- THE PROBLEM
Output all lines exactly.

(Dataset records)
□ □ □ □ □
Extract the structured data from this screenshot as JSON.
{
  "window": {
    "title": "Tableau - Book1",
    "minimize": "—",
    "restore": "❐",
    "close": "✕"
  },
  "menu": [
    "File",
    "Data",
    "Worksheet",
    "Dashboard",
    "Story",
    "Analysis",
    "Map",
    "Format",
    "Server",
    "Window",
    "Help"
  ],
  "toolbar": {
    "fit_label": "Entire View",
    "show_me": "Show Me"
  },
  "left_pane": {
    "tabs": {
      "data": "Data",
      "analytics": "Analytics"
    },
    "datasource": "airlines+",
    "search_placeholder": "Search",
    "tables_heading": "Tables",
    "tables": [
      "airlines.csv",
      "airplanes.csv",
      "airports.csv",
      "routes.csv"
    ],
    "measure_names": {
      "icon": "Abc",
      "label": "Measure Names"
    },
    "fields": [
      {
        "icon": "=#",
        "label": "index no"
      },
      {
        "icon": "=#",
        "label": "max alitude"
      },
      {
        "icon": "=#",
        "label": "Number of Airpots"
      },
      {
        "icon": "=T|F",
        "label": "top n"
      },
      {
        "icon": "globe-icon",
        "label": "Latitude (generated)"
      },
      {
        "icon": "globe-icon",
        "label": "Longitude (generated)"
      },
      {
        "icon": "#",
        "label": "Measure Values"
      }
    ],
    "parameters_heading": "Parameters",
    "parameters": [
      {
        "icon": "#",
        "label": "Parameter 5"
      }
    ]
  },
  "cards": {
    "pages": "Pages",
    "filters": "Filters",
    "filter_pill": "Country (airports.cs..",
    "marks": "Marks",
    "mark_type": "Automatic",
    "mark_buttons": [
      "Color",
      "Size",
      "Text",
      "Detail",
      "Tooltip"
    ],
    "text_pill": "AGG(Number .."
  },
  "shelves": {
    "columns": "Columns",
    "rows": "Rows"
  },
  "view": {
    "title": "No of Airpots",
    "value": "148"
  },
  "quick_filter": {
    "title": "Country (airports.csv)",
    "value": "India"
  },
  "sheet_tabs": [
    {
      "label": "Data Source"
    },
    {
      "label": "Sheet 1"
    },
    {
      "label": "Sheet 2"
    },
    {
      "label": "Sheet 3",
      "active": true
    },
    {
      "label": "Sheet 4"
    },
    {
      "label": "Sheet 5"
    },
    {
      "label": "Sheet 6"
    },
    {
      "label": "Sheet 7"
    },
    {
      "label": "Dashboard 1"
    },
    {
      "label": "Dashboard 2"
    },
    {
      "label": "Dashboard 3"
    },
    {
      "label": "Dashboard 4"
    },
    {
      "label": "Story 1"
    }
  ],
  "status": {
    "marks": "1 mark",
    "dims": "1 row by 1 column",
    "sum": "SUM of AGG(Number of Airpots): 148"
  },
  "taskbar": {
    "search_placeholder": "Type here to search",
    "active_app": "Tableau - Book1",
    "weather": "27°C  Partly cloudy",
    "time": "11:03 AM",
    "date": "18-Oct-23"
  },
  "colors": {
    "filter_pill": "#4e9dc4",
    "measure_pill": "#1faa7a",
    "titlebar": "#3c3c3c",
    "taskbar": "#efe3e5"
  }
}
□ □ □ □ □
- EXERCISE ANSWER
Extract the structured data from this screenshot as JSON.
{
  "window": {
    "title": "Tableau - Book1",
    "minimize": "—",
    "restore": "❐",
    "close": "✕"
  },
  "menu": [
    "File",
    "Data",
    "Worksheet",
    "Dashboard",
    "Story",
    "Analysis",
    "Map",
    "Format",
    "Server",
    "Window",
    "Help"
  ],
  "toolbar": {
    "fit_label": "Entire View",
    "show_me": "Show Me"
  },
  "left_pane": {
    "tabs": {
      "data": "Data",
      "analytics": "Analytics"
    },
    "datasource": "airlines+",
    "search_placeholder": "Search",
    "tables_heading": "Tables",
    "tables": [
      "airlines.csv",
      "airplanes.csv",
      "airports.csv",
      "routes.csv"
    ],
    "measure_names": {
      "icon": "Abc",
      "label": "Measure Names"
    },
    "fields": [
      {
        "icon": "=#",
        "label": "index no"
      },
      {
        "icon": "=#",
        "label": "max alitude"
      },
      {
        "icon": "=#",
        "label": "Number of Airpots"
      },
      {
        "icon": "=T|F",
        "label": "top n"
      },
      {
        "icon": "globe-icon",
        "label": "Latitude (generated)"
      },
      {
        "icon": "globe-icon",
        "label": "Longitude (generated)"
      },
      {
        "icon": "#",
        "label": "Measure Values"
      }
    ],
    "parameters_heading": "Parameters",
    "parameters": [
      {
        "icon": "#",
        "label": "Parameter 5"
      }
    ]
  },
  "cards": {
    "pages": "Pages",
    "filters": "Filters",
    "filter_pill": "Country (airports.cs..",
    "marks": "Marks",
    "mark_type": "Automatic",
    "mark_buttons": [
      "Color",
      "Size",
      "Text",
      "Detail",
      "Tooltip"
    ],
    "text_pill": "AGG(Number .."
  },
  "shelves": {
    "columns": "Columns",
    "rows": "Rows"
  },
  "view": {
    "title": "No of Airpots",
    "value": "148"
  },
  "quick_filter": {
    "title": "Country (airports.csv)",
    "value": "India"
  },
  "sheet_tabs": [
    {
      "label": "Data Source"
    },
    {
      "label": "Sheet 1"
    },
    {
      "label": "Sheet 2"
    },
    {
      "label": "Sheet 3",
      "active": true
    },
    {
      "label": "Sheet 4"
    },
    {
      "label": "Sheet 5"
    },
    {
      "label": "Sheet 6"
    },
    {
      "label": "Sheet 7"
    },
    {
      "label": "Dashboard 1"
    },
    {
      "label": "Dashboard 2"
    },
    {
      "label": "Dashboard 3"
    },
    {
      "label": "Dashboard 4"
    },
    {
      "label": "Story 1"
    }
  ],
  "status": {
    "marks": "1 mark",
    "dims": "1 row by 1 column",
    "sum": "SUM of AGG(Number of Airpots): 148"
  },
  "taskbar": {
    "search_placeholder": "Type here to search",
    "active_app": "Tableau - Book1",
    "weather": "27°C  Partly cloudy",
    "time": "11:03 AM",
    "date": "18-Oct-23"
  },
  "colors": {
    "filter_pill": "#4e9dc4",
    "measure_pill": "#1faa7a",
    "titlebar": "#3c3c3c",
    "taskbar": "#efe3e5"
  }
}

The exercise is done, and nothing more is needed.